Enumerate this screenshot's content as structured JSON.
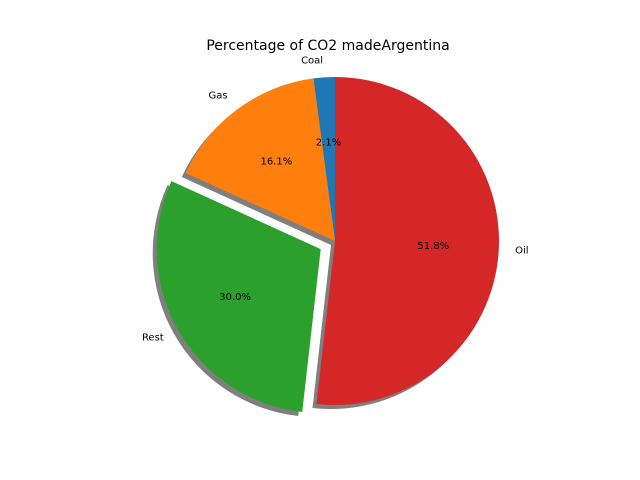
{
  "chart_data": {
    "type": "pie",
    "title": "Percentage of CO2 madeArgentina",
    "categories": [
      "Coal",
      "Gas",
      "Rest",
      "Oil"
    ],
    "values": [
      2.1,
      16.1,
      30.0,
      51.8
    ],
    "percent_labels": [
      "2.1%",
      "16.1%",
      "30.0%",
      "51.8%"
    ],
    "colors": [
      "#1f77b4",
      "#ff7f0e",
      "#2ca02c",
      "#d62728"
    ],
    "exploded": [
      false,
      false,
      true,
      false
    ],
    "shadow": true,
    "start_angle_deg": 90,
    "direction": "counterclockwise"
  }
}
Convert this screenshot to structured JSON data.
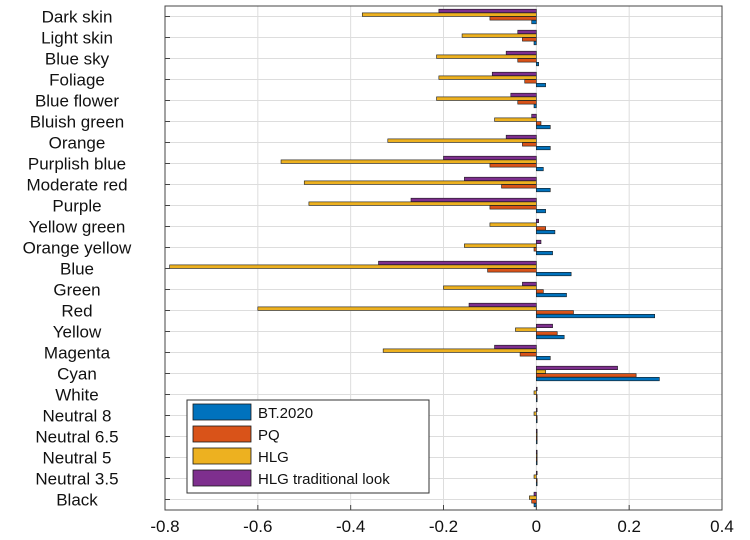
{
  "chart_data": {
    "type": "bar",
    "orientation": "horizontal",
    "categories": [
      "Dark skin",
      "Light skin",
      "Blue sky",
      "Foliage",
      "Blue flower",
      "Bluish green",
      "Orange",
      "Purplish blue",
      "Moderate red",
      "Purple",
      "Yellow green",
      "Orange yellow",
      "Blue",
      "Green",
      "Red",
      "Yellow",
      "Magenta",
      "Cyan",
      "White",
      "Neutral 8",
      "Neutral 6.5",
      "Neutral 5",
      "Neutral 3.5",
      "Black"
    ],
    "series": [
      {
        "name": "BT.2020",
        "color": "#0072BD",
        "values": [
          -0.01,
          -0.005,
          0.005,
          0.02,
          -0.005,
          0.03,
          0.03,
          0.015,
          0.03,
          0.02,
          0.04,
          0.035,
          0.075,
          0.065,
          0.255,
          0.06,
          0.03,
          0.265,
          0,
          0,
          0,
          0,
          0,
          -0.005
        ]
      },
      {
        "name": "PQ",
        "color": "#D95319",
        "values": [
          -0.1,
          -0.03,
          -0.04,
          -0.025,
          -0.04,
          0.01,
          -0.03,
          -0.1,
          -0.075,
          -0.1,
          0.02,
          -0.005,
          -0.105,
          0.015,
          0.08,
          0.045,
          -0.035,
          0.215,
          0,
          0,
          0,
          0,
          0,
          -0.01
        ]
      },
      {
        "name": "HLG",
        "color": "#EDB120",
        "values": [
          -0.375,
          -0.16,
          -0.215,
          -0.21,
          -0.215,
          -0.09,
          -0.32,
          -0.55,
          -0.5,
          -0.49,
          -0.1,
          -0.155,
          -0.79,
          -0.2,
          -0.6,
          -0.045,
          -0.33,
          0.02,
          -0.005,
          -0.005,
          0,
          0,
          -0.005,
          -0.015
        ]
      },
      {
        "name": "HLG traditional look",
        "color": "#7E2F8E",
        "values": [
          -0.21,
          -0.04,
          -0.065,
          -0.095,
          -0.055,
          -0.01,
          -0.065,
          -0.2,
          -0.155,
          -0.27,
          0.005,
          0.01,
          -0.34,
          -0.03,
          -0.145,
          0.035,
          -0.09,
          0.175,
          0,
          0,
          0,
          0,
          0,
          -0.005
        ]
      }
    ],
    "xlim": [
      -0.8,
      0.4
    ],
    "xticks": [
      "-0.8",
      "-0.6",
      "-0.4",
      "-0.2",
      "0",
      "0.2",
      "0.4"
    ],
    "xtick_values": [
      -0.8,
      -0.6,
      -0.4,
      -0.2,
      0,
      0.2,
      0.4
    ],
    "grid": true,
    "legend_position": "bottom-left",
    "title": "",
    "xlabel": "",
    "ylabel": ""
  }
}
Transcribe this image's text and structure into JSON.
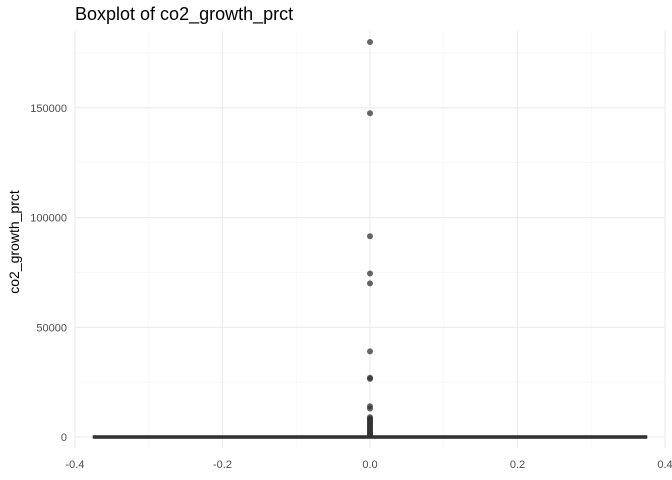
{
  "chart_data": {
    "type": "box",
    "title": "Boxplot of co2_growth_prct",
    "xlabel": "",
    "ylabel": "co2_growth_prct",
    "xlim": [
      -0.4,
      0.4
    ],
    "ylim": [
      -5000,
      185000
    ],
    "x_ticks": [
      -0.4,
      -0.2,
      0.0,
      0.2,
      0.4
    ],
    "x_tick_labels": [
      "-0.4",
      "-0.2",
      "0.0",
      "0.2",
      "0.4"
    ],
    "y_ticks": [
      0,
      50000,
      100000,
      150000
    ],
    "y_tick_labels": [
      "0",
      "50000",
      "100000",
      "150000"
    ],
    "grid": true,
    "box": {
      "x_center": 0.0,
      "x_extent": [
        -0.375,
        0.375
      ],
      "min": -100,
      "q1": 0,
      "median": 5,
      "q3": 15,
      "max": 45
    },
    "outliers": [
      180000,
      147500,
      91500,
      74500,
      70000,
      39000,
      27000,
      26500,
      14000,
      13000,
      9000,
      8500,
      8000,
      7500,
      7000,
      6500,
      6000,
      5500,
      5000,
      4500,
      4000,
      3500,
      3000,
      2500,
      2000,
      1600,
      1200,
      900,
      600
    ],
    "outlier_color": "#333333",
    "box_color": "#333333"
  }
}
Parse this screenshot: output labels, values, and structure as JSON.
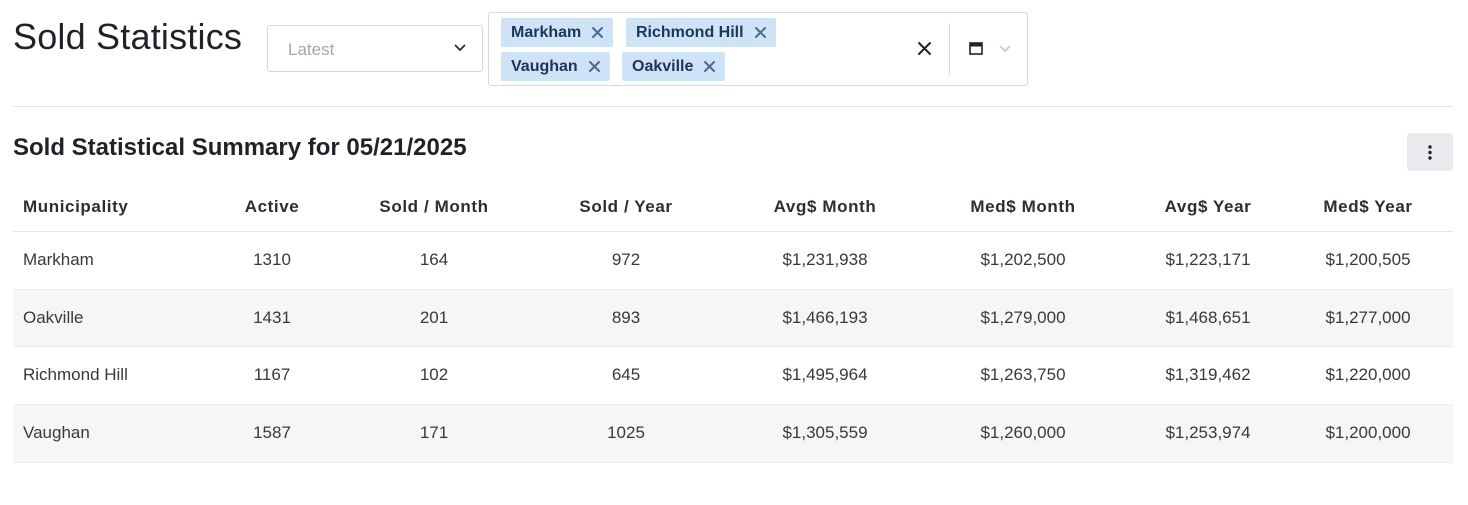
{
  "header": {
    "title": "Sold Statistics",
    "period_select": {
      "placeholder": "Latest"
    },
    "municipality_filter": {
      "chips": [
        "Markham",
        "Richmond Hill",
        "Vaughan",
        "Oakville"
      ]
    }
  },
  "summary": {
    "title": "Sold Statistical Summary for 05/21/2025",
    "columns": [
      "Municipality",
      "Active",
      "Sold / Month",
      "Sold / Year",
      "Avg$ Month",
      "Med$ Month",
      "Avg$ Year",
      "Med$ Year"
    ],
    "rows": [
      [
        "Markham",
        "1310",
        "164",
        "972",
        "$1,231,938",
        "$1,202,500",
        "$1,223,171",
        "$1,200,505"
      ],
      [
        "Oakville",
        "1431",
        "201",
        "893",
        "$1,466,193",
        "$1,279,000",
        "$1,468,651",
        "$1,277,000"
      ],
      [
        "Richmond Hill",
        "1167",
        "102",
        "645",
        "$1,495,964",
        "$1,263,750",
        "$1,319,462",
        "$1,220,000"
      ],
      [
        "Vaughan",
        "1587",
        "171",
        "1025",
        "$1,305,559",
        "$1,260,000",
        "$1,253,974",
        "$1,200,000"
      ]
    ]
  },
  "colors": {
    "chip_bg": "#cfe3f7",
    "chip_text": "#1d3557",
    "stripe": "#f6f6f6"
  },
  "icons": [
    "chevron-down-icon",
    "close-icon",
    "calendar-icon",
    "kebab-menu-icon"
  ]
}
◇ ◇ ◇ ◇ ◇
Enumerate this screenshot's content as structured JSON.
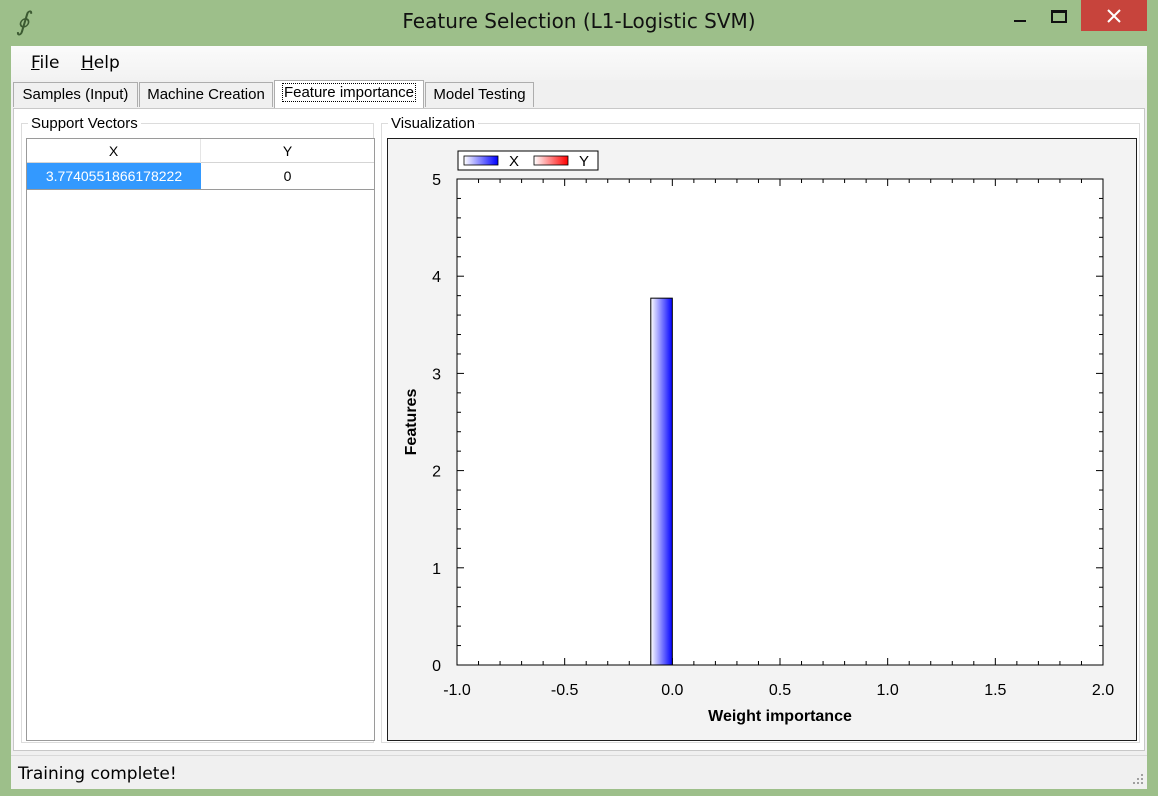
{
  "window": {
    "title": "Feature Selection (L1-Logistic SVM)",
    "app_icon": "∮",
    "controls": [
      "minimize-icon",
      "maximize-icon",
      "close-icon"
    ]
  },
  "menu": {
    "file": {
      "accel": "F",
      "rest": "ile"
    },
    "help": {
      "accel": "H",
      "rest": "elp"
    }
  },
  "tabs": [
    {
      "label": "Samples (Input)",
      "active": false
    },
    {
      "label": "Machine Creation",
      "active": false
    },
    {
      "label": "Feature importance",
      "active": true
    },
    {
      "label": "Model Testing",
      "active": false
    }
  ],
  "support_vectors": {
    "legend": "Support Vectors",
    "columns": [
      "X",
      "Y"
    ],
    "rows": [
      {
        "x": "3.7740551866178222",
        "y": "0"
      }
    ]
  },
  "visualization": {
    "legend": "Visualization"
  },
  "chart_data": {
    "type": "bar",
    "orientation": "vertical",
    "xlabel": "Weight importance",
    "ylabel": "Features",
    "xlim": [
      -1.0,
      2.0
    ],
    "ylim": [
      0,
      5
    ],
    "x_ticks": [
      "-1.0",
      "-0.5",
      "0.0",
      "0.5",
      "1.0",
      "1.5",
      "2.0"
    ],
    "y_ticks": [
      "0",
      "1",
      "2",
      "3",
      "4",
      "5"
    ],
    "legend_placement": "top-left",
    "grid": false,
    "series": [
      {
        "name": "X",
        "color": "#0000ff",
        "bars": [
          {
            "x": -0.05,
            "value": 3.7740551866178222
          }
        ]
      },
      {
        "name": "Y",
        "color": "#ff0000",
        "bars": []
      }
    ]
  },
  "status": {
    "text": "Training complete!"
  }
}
◇ ◇ ◇ ◇ ◇
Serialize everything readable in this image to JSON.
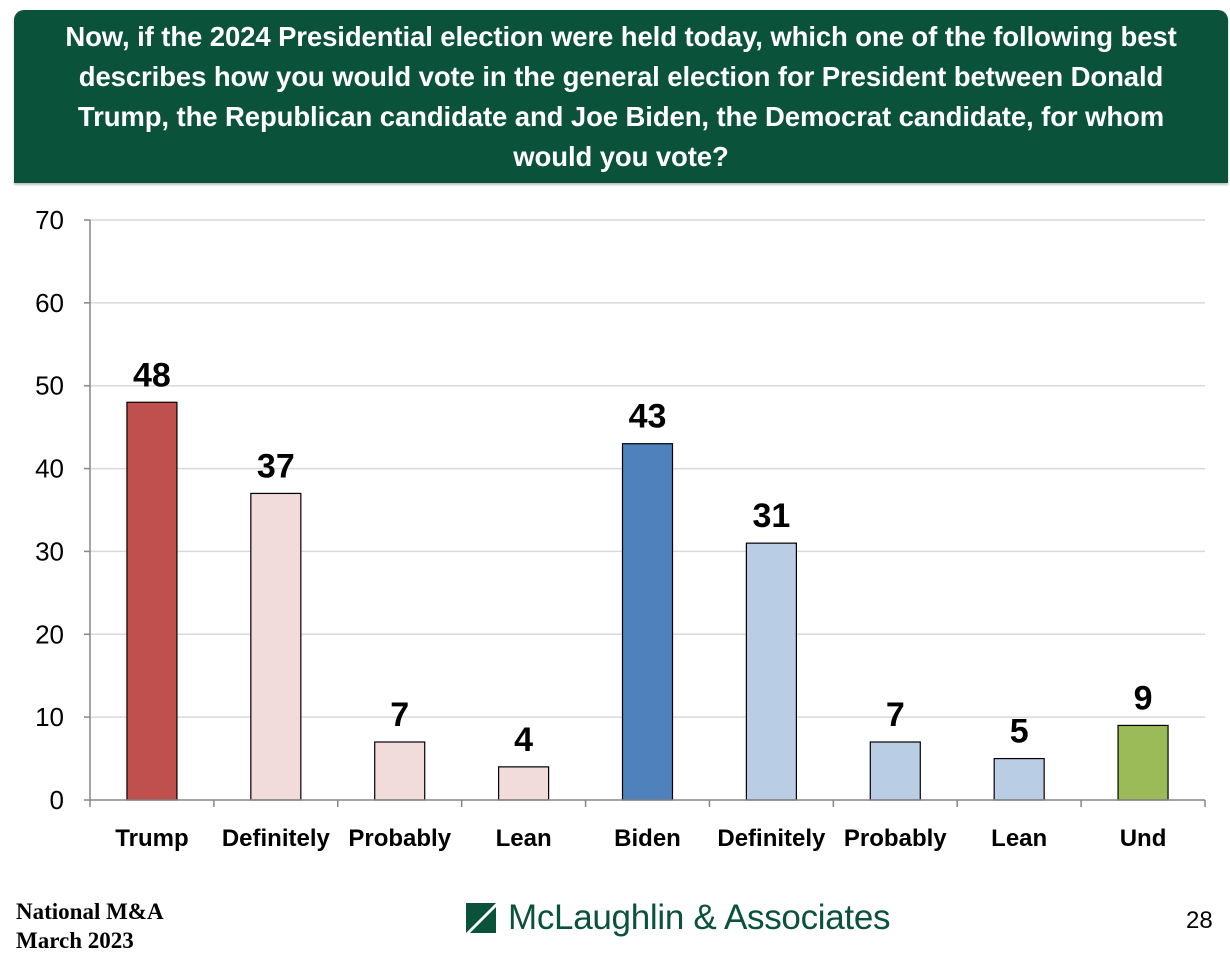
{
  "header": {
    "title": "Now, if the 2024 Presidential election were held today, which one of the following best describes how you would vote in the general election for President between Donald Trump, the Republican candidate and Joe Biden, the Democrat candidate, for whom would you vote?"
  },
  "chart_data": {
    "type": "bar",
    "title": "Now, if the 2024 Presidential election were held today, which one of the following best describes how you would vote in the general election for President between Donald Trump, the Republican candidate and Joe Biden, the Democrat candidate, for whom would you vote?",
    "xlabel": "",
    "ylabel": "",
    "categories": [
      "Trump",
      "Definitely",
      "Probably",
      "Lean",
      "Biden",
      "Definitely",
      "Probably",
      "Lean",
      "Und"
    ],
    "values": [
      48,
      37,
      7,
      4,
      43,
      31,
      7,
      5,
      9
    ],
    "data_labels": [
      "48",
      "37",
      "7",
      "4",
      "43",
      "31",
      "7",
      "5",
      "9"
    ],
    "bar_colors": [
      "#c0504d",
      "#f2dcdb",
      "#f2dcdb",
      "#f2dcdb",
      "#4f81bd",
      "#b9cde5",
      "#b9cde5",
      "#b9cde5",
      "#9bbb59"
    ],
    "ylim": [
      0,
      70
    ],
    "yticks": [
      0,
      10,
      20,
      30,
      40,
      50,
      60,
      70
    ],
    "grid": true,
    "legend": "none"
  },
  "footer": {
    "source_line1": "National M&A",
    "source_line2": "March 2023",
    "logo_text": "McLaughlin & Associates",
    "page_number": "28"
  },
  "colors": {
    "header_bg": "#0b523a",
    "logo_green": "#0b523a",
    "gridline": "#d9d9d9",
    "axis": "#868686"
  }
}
◇ ◇ ◇ ◇ ◇
Extract from the material all lines containing the string "Neutral".

      "Neutral 8",
      "Neutral 6.5",
      "Neutral 5",
      "Neutral 3.5",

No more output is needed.